What you need to do:
The required output is the line containing "Serialize everything readable" through the final line of the material below, printed exactly, with no other lines.

Data provided:
━━━━━━━━
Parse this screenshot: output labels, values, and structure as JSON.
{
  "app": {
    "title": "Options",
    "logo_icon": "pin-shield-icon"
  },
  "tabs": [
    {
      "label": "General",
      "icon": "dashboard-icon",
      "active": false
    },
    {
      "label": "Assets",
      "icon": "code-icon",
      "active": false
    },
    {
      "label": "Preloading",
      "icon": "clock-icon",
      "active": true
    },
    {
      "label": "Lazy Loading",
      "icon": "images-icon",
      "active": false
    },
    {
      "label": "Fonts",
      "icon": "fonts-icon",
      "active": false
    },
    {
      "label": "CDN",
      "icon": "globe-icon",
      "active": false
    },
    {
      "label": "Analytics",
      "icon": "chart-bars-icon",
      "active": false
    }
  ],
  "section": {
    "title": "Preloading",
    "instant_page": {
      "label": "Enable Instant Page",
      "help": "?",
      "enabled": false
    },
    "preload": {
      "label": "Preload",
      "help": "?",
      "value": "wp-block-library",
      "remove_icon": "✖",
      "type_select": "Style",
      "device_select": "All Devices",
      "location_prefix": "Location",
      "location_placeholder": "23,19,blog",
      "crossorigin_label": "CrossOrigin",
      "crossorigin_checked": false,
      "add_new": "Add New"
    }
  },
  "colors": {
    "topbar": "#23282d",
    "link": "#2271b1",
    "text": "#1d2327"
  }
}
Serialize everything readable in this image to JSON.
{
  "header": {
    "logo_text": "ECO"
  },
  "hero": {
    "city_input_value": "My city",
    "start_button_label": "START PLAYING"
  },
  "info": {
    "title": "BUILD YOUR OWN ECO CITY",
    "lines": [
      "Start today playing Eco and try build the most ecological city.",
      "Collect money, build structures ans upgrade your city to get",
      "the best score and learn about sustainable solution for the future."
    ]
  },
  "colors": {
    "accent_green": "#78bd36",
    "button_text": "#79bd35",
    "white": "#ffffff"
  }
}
━━━━━━━━
Task result:
Serialize everything readable in this image to JSON.
{
  "header": {
    "logo_text": "ECO"
  },
  "hero": {
    "city_input_value": "My city",
    "start_button_label": "START PLAYING"
  },
  "info": {
    "title": "BUILD YOUR OWN ECO CITY",
    "lines": [
      "Start today playing Eco and try build the most ecological city.",
      "Collect money, build structures ans upgrade your city to get",
      "the best score and learn about sustainable solution for the future."
    ]
  },
  "colors": {
    "accent_green": "#78bd36",
    "button_text": "#79bd35",
    "white": "#ffffff"
  }
}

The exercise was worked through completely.